>> BEGIN Provided passage
How to create bins with a monotonic weight of evidence trend in Excel
Wynn Tee
Posted on February 23, 2022
Risk practitioners often apply weight of evidence (WOE) transformation to the independent variables of a logistic regression. A key challenge in the transformation is grouping data into bins that, when sorted logically, show a monotonic WOE trend.
QRS.BIN functions
QRS Toolbox for Excel includes functions for binning data with application to WOE transformation. The names of the functions all begin with QRS.BIN.
QRS.BIN.EQFREQ, QRS.BIN.EQWIDTH, and QRS.BIN.UNIQUE return bins using the equal frequency, equal width, and unique value methods respectively.
QRS.BIN.MONO returns bins using a novel combination of the Monotone Adjacent Pooling Algorithm and ChiMerge. It can be used to automatically create bins with a monotonic WOE trend.
QRS.BIN.MANUAL returns bins using user-defined criteria. It can be used to manually create bins with a monotonic WOE trend, such as by merging bins returned from one of the other QRS.BIN functions.
>> END Provided passage
>> BEGIN Data extract
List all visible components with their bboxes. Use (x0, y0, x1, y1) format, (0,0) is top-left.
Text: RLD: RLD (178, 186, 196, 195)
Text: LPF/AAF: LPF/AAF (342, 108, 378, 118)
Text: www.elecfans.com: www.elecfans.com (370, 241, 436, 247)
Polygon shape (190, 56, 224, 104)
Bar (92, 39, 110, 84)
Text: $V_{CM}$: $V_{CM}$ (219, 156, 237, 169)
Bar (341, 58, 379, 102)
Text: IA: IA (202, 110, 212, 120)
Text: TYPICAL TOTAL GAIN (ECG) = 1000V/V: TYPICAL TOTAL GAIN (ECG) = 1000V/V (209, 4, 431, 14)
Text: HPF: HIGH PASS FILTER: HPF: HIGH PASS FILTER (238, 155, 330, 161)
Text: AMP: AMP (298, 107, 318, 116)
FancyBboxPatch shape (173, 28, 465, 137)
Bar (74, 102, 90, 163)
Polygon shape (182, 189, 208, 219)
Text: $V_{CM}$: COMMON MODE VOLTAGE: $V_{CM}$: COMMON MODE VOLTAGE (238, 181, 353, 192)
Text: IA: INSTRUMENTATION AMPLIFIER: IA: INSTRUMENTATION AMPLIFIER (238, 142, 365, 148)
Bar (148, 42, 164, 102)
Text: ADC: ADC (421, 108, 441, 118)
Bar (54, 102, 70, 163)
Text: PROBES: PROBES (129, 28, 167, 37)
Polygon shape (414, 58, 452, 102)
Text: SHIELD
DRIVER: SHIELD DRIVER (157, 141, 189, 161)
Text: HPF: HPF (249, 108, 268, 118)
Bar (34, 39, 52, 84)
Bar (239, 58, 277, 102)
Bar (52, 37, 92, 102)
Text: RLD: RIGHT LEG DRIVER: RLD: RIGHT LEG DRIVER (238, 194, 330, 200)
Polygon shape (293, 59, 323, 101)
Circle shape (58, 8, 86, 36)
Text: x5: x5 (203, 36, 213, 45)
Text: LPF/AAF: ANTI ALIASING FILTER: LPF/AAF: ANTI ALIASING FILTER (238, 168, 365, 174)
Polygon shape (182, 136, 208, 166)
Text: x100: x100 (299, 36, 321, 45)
>> END Data extract
● **To do**
In the Excel binning article, which function combines the Monotone Adjacent Pooling Algorithm with ChiMerge?

● **Exercise solution**
QRS.BIN.MONO